┌─ Supplied entries

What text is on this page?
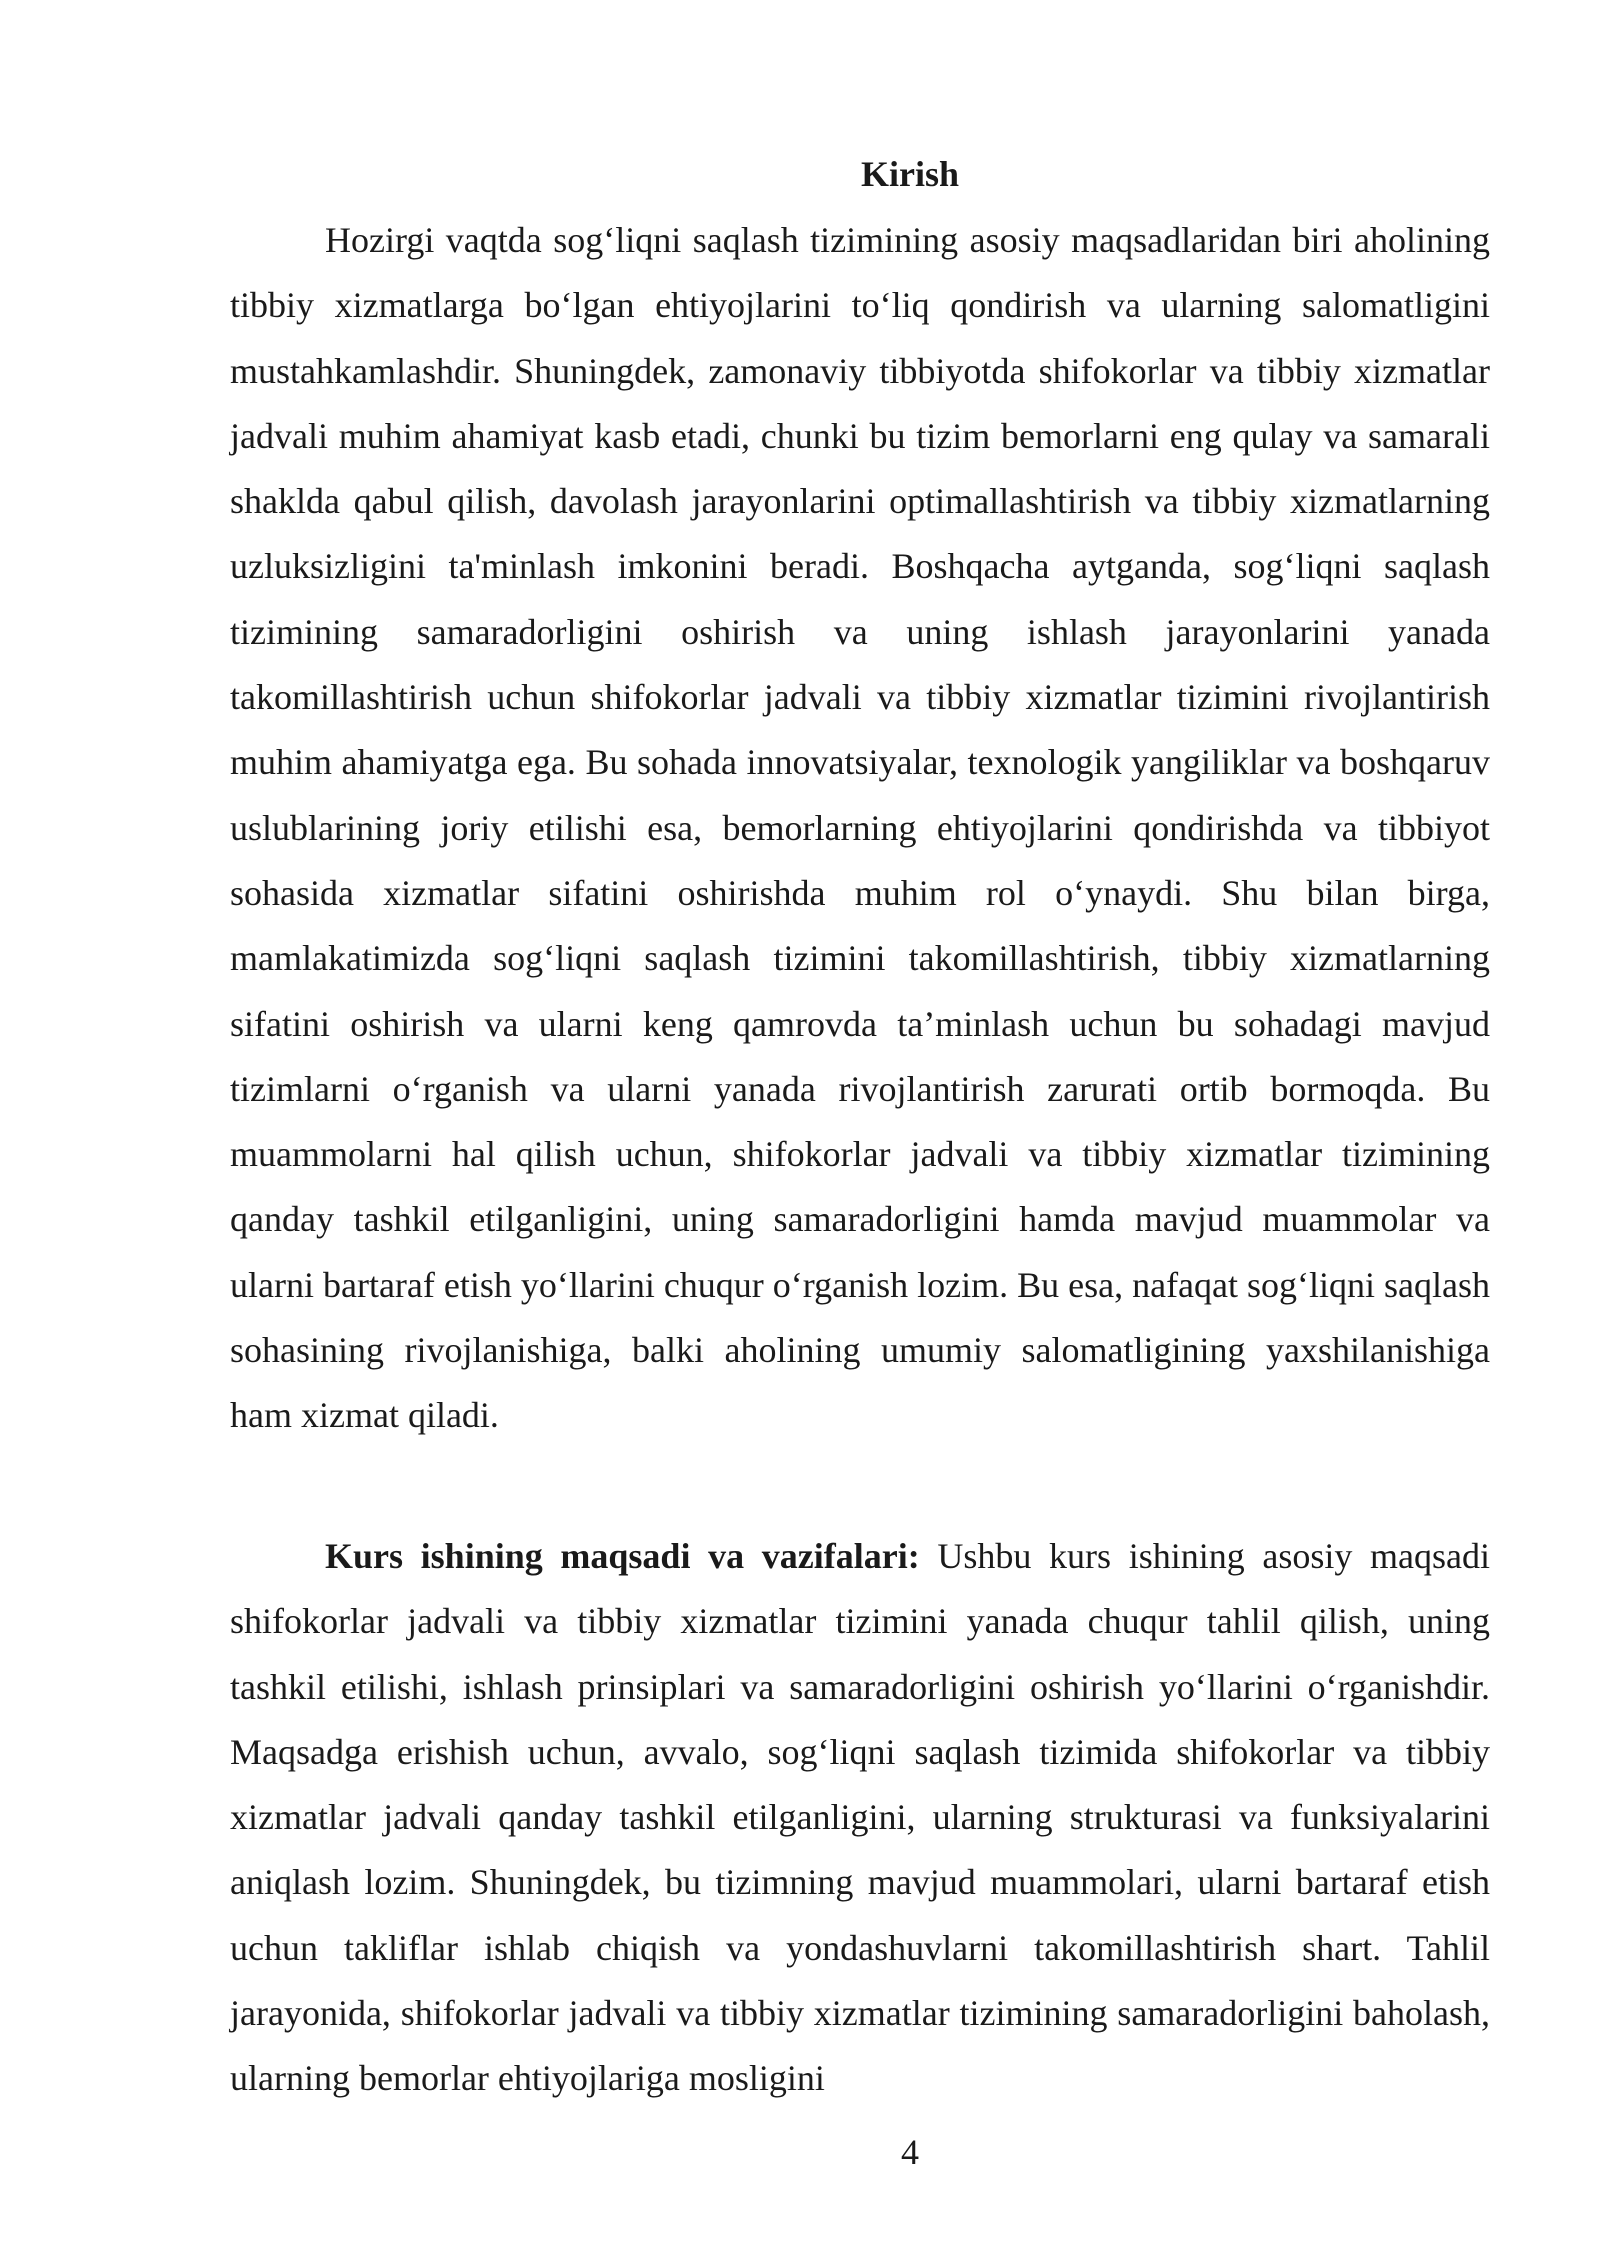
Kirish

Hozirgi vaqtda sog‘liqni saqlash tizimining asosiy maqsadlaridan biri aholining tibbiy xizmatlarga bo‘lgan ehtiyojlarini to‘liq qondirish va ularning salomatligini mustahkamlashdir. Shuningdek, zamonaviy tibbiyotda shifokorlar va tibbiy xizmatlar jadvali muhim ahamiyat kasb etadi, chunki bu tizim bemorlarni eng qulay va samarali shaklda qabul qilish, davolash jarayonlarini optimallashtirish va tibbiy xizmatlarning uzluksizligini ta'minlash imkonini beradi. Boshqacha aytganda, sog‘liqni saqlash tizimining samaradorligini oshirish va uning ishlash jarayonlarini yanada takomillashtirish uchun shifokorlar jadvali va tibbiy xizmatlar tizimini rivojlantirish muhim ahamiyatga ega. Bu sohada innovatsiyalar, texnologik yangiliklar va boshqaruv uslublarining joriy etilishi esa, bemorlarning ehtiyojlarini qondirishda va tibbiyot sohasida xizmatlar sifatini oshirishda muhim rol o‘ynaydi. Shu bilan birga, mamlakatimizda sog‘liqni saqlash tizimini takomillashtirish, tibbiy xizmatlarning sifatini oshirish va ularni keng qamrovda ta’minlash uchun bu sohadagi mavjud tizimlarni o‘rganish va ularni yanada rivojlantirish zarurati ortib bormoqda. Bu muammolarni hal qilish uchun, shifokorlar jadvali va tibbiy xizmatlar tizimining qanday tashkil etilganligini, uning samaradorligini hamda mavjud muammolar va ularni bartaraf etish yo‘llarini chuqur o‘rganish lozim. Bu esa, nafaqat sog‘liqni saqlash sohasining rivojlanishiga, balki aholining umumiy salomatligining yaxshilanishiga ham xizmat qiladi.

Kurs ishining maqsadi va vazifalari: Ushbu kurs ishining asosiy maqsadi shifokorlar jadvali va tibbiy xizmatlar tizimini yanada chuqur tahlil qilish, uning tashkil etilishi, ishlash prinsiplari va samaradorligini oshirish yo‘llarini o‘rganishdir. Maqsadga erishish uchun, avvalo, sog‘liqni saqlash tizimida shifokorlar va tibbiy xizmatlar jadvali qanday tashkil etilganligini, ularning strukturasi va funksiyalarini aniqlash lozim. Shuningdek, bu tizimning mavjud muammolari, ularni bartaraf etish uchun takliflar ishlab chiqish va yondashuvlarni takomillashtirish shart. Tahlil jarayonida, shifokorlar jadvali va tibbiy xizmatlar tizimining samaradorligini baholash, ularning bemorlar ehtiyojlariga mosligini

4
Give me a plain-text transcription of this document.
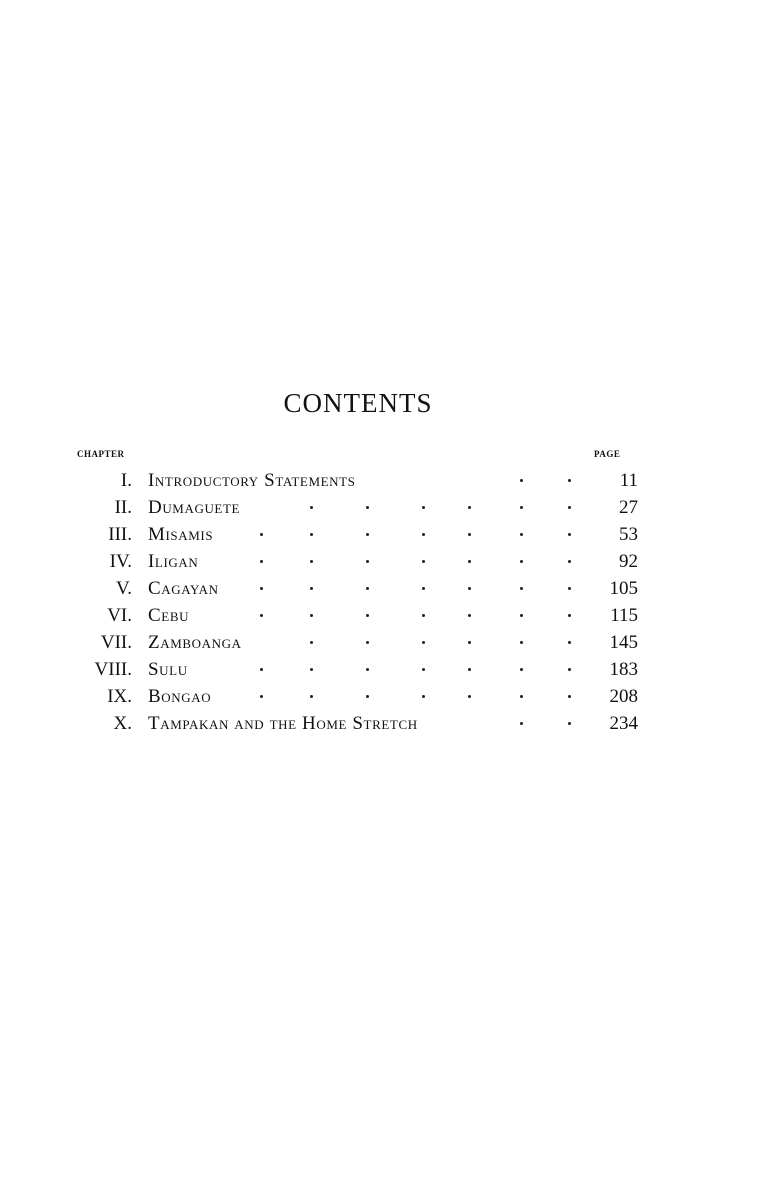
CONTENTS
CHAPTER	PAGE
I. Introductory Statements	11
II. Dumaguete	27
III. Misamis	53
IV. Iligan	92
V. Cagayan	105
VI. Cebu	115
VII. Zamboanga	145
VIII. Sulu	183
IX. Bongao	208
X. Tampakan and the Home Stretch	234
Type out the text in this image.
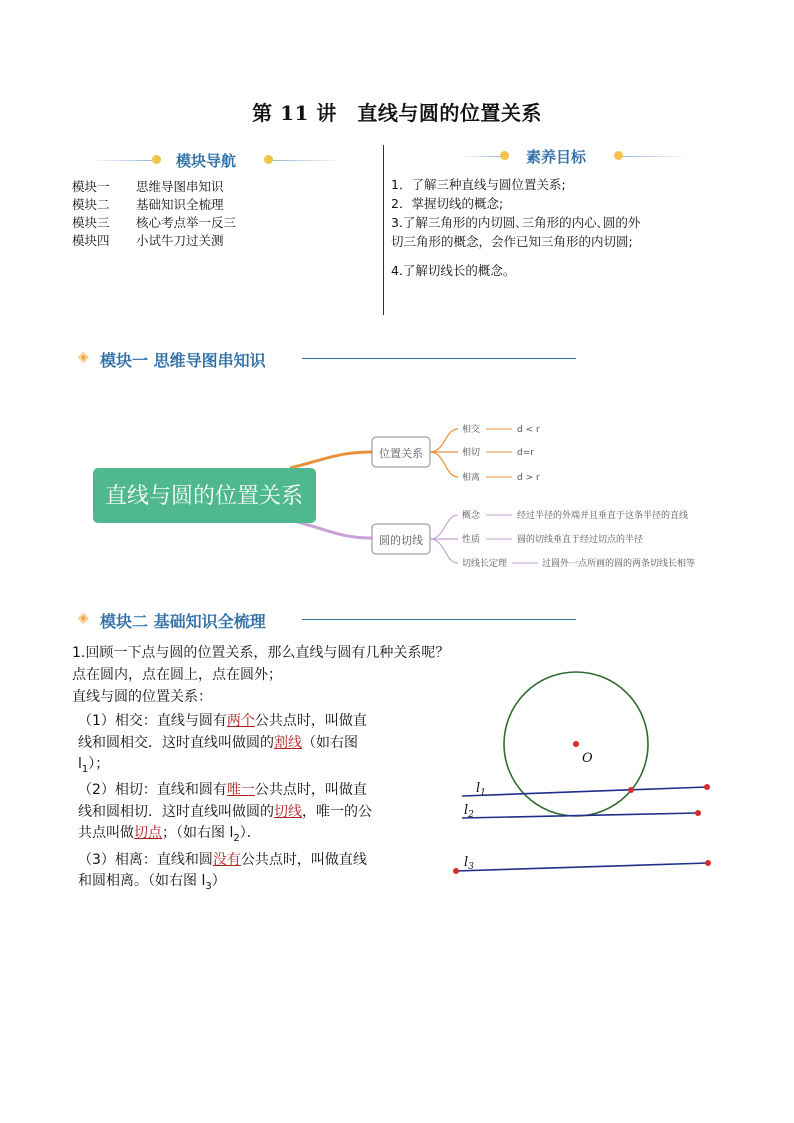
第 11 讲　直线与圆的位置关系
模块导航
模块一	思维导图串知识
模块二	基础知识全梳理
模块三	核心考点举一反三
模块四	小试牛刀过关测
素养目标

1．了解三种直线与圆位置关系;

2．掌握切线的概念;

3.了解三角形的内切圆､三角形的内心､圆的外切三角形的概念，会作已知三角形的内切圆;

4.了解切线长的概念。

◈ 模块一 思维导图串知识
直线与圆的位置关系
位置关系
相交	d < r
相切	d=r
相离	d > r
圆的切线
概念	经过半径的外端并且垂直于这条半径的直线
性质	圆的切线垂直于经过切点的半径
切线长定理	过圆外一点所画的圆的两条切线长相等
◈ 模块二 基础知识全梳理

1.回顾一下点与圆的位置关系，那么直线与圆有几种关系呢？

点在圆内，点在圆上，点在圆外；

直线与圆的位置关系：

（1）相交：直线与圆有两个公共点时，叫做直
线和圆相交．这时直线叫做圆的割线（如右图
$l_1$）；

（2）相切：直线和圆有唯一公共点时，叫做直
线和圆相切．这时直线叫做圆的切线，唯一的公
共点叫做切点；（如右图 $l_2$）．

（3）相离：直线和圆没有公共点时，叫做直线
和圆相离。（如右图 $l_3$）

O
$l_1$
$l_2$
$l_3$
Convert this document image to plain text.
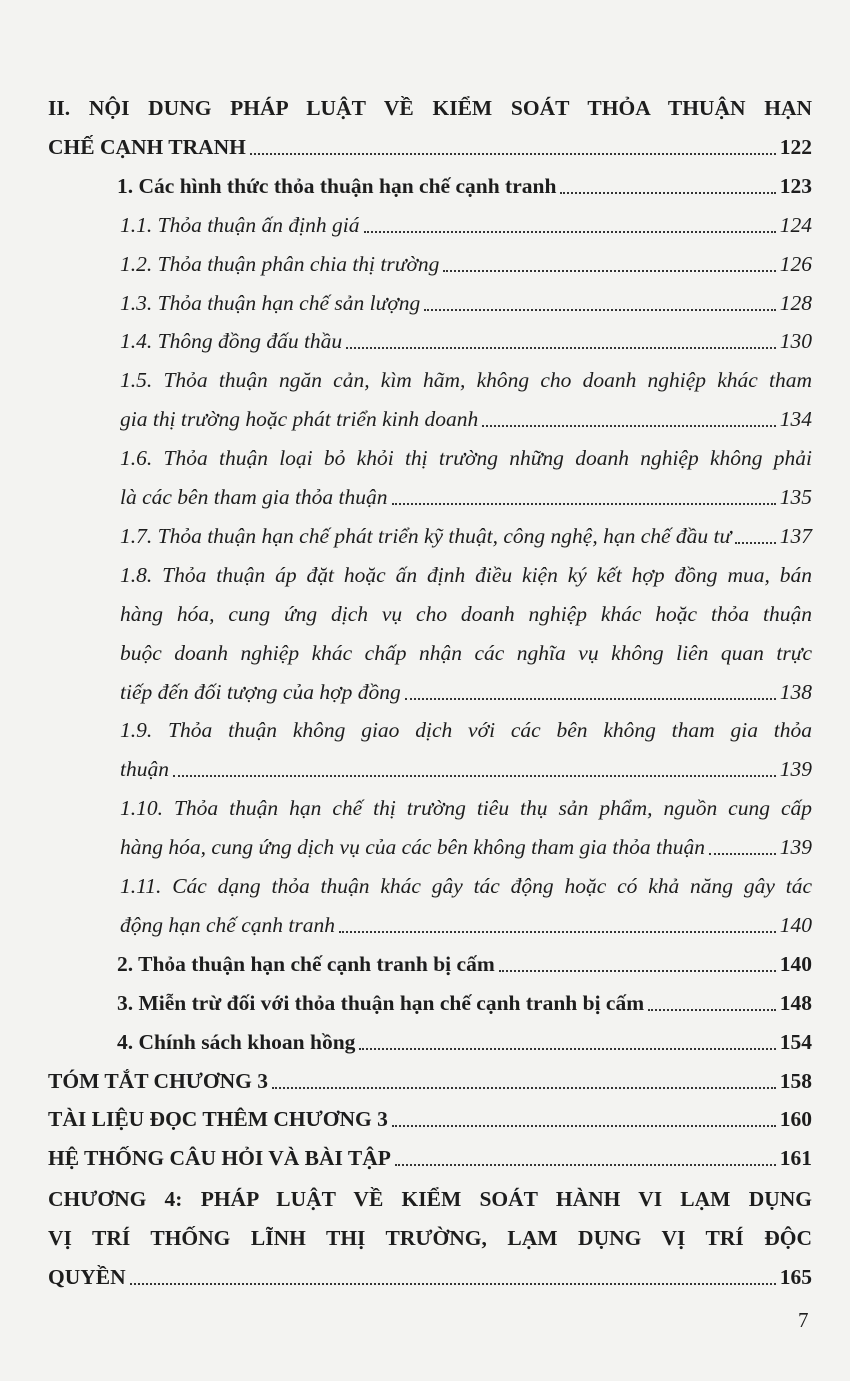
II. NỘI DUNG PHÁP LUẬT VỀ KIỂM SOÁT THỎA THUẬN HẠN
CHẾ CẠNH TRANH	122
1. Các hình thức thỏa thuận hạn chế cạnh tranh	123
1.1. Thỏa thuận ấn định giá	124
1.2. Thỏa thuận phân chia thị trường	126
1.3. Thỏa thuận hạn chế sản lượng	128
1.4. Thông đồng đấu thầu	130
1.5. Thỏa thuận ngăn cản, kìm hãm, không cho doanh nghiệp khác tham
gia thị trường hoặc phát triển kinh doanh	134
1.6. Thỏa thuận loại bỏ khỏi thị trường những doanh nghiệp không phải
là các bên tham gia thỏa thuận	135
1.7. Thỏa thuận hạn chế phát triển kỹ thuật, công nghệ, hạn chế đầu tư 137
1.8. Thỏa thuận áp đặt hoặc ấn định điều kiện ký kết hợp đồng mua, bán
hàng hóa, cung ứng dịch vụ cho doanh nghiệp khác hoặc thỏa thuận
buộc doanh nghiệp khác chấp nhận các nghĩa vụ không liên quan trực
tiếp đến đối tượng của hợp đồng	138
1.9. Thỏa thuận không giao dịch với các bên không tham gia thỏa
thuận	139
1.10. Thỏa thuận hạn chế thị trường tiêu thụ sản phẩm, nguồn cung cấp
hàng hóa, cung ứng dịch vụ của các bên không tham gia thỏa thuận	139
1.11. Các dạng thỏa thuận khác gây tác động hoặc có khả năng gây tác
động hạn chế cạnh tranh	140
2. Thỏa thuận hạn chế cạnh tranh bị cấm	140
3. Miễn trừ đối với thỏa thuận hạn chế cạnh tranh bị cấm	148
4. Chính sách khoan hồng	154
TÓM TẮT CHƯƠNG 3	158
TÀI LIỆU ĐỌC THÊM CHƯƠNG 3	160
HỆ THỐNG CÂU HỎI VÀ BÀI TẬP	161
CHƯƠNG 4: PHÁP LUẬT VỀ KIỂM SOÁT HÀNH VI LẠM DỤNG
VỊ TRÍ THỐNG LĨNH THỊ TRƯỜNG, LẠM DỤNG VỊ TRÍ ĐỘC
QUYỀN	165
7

└─

*Exercise directions*
Find the lines of the material that hold the word "khác" and report their count alone.

*Result below*
4